### Task details
Output all of the entries below precisely as written.
-- Start of Data shown --
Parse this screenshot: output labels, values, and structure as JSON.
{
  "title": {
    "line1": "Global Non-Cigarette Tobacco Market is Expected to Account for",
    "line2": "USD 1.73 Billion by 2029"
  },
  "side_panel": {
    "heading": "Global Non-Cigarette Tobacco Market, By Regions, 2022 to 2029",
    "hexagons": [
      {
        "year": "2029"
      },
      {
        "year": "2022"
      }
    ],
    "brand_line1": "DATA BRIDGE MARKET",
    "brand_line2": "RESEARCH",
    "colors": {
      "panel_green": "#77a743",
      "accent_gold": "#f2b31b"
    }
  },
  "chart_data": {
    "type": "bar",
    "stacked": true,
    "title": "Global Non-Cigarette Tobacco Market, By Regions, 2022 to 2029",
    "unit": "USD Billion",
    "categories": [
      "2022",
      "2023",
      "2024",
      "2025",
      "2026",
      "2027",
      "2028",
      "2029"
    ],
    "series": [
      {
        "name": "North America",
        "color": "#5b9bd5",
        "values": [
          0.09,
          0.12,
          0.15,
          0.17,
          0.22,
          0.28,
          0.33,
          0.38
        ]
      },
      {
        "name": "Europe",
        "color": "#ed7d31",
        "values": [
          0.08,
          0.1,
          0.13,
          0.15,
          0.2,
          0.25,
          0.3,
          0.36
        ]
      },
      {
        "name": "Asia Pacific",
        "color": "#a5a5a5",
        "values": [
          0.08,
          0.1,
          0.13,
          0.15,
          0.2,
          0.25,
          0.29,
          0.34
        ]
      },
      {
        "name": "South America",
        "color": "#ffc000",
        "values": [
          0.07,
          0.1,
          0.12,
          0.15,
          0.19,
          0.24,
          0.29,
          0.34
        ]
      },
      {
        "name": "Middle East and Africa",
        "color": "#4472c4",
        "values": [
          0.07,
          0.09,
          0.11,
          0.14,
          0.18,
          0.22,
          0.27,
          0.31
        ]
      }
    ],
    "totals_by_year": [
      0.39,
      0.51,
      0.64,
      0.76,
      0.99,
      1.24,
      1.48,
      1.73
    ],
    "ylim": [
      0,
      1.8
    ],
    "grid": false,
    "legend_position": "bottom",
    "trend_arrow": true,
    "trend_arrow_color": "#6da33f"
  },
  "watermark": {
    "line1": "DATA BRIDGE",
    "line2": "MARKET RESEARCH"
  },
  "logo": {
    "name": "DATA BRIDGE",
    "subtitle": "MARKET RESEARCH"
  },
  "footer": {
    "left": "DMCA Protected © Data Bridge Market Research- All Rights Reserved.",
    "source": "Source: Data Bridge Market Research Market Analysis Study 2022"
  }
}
-- End of Data shown --
### Output of the exercise
Parse this screenshot: output labels, values, and structure as JSON.
{
  "title": {
    "line1": "Global Non-Cigarette Tobacco Market is Expected to Account for",
    "line2": "USD 1.73 Billion by 2029"
  },
  "side_panel": {
    "heading": "Global Non-Cigarette Tobacco Market, By Regions, 2022 to 2029",
    "hexagons": [
      {
        "year": "2029"
      },
      {
        "year": "2022"
      }
    ],
    "brand_line1": "DATA BRIDGE MARKET",
    "brand_line2": "RESEARCH",
    "colors": {
      "panel_green": "#77a743",
      "accent_gold": "#f2b31b"
    }
  },
  "chart_data": {
    "type": "bar",
    "stacked": true,
    "title": "Global Non-Cigarette Tobacco Market, By Regions, 2022 to 2029",
    "unit": "USD Billion",
    "categories": [
      "2022",
      "2023",
      "2024",
      "2025",
      "2026",
      "2027",
      "2028",
      "2029"
    ],
    "series": [
      {
        "name": "North America",
        "color": "#5b9bd5",
        "values": [
          0.09,
          0.12,
          0.15,
          0.17,
          0.22,
          0.28,
          0.33,
          0.38
        ]
      },
      {
        "name": "Europe",
        "color": "#ed7d31",
        "values": [
          0.08,
          0.1,
          0.13,
          0.15,
          0.2,
          0.25,
          0.3,
          0.36
        ]
      },
      {
        "name": "Asia Pacific",
        "color": "#a5a5a5",
        "values": [
          0.08,
          0.1,
          0.13,
          0.15,
          0.2,
          0.25,
          0.29,
          0.34
        ]
      },
      {
        "name": "South America",
        "color": "#ffc000",
        "values": [
          0.07,
          0.1,
          0.12,
          0.15,
          0.19,
          0.24,
          0.29,
          0.34
        ]
      },
      {
        "name": "Middle East and Africa",
        "color": "#4472c4",
        "values": [
          0.07,
          0.09,
          0.11,
          0.14,
          0.18,
          0.22,
          0.27,
          0.31
        ]
      }
    ],
    "totals_by_year": [
      0.39,
      0.51,
      0.64,
      0.76,
      0.99,
      1.24,
      1.48,
      1.73
    ],
    "ylim": [
      0,
      1.8
    ],
    "grid": false,
    "legend_position": "bottom",
    "trend_arrow": true,
    "trend_arrow_color": "#6da33f"
  },
  "watermark": {
    "line1": "DATA BRIDGE",
    "line2": "MARKET RESEARCH"
  },
  "logo": {
    "name": "DATA BRIDGE",
    "subtitle": "MARKET RESEARCH"
  },
  "footer": {
    "left": "DMCA Protected © Data Bridge Market Research- All Rights Reserved.",
    "source": "Source: Data Bridge Market Research Market Analysis Study 2022"
  }
}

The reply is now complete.